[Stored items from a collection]
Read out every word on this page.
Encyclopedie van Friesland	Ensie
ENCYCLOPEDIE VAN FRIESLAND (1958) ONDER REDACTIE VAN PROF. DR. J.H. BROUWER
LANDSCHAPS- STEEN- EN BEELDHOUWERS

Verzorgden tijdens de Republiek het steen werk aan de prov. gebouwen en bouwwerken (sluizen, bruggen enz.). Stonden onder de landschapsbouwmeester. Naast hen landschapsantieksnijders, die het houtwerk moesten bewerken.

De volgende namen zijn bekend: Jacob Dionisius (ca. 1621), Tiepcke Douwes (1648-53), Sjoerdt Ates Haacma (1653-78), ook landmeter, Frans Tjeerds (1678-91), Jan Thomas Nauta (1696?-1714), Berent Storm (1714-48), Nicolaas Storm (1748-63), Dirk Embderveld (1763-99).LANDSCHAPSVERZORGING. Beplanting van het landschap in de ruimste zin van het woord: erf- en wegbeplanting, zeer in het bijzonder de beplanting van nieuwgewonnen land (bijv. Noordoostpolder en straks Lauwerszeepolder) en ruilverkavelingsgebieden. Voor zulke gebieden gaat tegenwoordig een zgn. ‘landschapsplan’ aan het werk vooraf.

Directive
All of the data needs to be reproduced exactly, with no line missing.

Finished task
Read out every word on this page.
Encyclopedie van Friesland	Ensie
ENCYCLOPEDIE VAN FRIESLAND (1958) ONDER REDACTIE VAN PROF. DR. J.H. BROUWER
LANDSCHAPS- STEEN- EN BEELDHOUWERS

Verzorgden tijdens de Republiek het steen werk aan de prov. gebouwen en bouwwerken (sluizen, bruggen enz.). Stonden onder de landschapsbouwmeester. Naast hen landschapsantieksnijders, die het houtwerk moesten bewerken.

De volgende namen zijn bekend: Jacob Dionisius (ca. 1621), Tiepcke Douwes (1648-53), Sjoerdt Ates Haacma (1653-78), ook landmeter, Frans Tjeerds (1678-91), Jan Thomas Nauta (1696?-1714), Berent Storm (1714-48), Nicolaas Storm (1748-63), Dirk Embderveld (1763-99).LANDSCHAPSVERZORGING. Beplanting van het landschap in de ruimste zin van het woord: erf- en wegbeplanting, zeer in het bijzonder de beplanting van nieuwgewonnen land (bijv. Noordoostpolder en straks Lauwerszeepolder) en ruilverkavelingsgebieden. Voor zulke gebieden gaat tegenwoordig een zgn. ‘landschapsplan’ aan het werk vooraf.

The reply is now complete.